**Figure contents as structured data:**
-- BEGIN --
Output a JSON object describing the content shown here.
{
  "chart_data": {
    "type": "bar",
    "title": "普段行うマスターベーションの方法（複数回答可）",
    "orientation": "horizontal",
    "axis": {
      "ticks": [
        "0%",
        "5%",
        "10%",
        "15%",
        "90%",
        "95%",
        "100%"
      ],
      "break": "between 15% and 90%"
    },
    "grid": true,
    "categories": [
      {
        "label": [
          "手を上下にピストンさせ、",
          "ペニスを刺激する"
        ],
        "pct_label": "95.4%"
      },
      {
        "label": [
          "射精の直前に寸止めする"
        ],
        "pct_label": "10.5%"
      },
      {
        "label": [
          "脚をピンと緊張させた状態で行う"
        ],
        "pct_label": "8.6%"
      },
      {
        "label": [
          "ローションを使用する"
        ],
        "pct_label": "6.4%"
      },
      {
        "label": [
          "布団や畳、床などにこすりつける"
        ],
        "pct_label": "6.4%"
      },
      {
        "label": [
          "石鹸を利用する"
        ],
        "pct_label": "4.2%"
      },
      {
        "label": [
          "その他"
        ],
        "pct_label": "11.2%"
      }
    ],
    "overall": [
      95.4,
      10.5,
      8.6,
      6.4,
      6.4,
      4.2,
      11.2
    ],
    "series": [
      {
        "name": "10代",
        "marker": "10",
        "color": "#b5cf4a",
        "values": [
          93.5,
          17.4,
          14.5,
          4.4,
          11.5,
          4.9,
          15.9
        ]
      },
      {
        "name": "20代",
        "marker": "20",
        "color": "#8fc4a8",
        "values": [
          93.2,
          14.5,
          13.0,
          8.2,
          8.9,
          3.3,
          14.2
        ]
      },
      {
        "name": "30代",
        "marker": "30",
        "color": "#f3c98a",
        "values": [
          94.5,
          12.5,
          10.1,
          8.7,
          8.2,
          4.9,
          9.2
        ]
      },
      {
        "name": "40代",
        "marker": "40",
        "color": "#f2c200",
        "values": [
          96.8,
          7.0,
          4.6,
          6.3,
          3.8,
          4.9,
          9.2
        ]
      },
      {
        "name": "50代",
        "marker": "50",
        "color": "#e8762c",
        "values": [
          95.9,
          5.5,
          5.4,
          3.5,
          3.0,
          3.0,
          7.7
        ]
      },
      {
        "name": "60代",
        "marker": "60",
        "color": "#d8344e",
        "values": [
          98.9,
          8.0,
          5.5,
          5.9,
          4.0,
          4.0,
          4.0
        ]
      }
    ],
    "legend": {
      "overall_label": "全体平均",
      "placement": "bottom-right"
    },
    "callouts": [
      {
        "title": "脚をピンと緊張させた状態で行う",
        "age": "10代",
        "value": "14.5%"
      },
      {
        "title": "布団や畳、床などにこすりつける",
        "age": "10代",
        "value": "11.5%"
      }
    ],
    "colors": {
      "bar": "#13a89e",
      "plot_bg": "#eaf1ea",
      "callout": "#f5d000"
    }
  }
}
-- END --
**Task statement:**
Take the listing above and set it down exactly.

**Task solution:**
Output a JSON object describing the content shown here.
{
  "chart_data": {
    "type": "bar",
    "title": "普段行うマスターベーションの方法（複数回答可）",
    "orientation": "horizontal",
    "axis": {
      "ticks": [
        "0%",
        "5%",
        "10%",
        "15%",
        "90%",
        "95%",
        "100%"
      ],
      "break": "between 15% and 90%"
    },
    "grid": true,
    "categories": [
      {
        "label": [
          "手を上下にピストンさせ、",
          "ペニスを刺激する"
        ],
        "pct_label": "95.4%"
      },
      {
        "label": [
          "射精の直前に寸止めする"
        ],
        "pct_label": "10.5%"
      },
      {
        "label": [
          "脚をピンと緊張させた状態で行う"
        ],
        "pct_label": "8.6%"
      },
      {
        "label": [
          "ローションを使用する"
        ],
        "pct_label": "6.4%"
      },
      {
        "label": [
          "布団や畳、床などにこすりつける"
        ],
        "pct_label": "6.4%"
      },
      {
        "label": [
          "石鹸を利用する"
        ],
        "pct_label": "4.2%"
      },
      {
        "label": [
          "その他"
        ],
        "pct_label": "11.2%"
      }
    ],
    "overall": [
      95.4,
      10.5,
      8.6,
      6.4,
      6.4,
      4.2,
      11.2
    ],
    "series": [
      {
        "name": "10代",
        "marker": "10",
        "color": "#b5cf4a",
        "values": [
          93.5,
          17.4,
          14.5,
          4.4,
          11.5,
          4.9,
          15.9
        ]
      },
      {
        "name": "20代",
        "marker": "20",
        "color": "#8fc4a8",
        "values": [
          93.2,
          14.5,
          13.0,
          8.2,
          8.9,
          3.3,
          14.2
        ]
      },
      {
        "name": "30代",
        "marker": "30",
        "color": "#f3c98a",
        "values": [
          94.5,
          12.5,
          10.1,
          8.7,
          8.2,
          4.9,
          9.2
        ]
      },
      {
        "name": "40代",
        "marker": "40",
        "color": "#f2c200",
        "values": [
          96.8,
          7.0,
          4.6,
          6.3,
          3.8,
          4.9,
          9.2
        ]
      },
      {
        "name": "50代",
        "marker": "50",
        "color": "#e8762c",
        "values": [
          95.9,
          5.5,
          5.4,
          3.5,
          3.0,
          3.0,
          7.7
        ]
      },
      {
        "name": "60代",
        "marker": "60",
        "color": "#d8344e",
        "values": [
          98.9,
          8.0,
          5.5,
          5.9,
          4.0,
          4.0,
          4.0
        ]
      }
    ],
    "legend": {
      "overall_label": "全体平均",
      "placement": "bottom-right"
    },
    "callouts": [
      {
        "title": "脚をピンと緊張させた状態で行う",
        "age": "10代",
        "value": "14.5%"
      },
      {
        "title": "布団や畳、床などにこすりつける",
        "age": "10代",
        "value": "11.5%"
      }
    ],
    "colors": {
      "bar": "#13a89e",
      "plot_bg": "#eaf1ea",
      "callout": "#f5d000"
    }
  }
}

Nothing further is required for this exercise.